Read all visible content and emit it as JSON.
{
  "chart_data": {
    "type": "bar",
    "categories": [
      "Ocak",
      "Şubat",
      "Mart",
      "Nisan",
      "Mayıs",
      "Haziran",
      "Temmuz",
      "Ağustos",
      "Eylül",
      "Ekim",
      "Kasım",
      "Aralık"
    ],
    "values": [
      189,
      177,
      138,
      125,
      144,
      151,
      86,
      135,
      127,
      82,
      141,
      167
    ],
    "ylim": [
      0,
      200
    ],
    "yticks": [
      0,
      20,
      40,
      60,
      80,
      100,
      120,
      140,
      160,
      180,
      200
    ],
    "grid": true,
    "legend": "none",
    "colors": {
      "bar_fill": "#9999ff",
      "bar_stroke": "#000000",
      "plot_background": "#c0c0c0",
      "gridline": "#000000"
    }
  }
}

__________________________________________________

▶ _PROBLEM_:
Reproduce each line of the material above precisely.

▶ _EXERCISE OUTPUT_:
Read all visible content and emit it as JSON.
{
  "chart_data": {
    "type": "bar",
    "categories": [
      "Ocak",
      "Şubat",
      "Mart",
      "Nisan",
      "Mayıs",
      "Haziran",
      "Temmuz",
      "Ağustos",
      "Eylül",
      "Ekim",
      "Kasım",
      "Aralık"
    ],
    "values": [
      189,
      177,
      138,
      125,
      144,
      151,
      86,
      135,
      127,
      82,
      141,
      167
    ],
    "ylim": [
      0,
      200
    ],
    "yticks": [
      0,
      20,
      40,
      60,
      80,
      100,
      120,
      140,
      160,
      180,
      200
    ],
    "grid": true,
    "legend": "none",
    "colors": {
      "bar_fill": "#9999ff",
      "bar_stroke": "#000000",
      "plot_background": "#c0c0c0",
      "gridline": "#000000"
    }
  }
}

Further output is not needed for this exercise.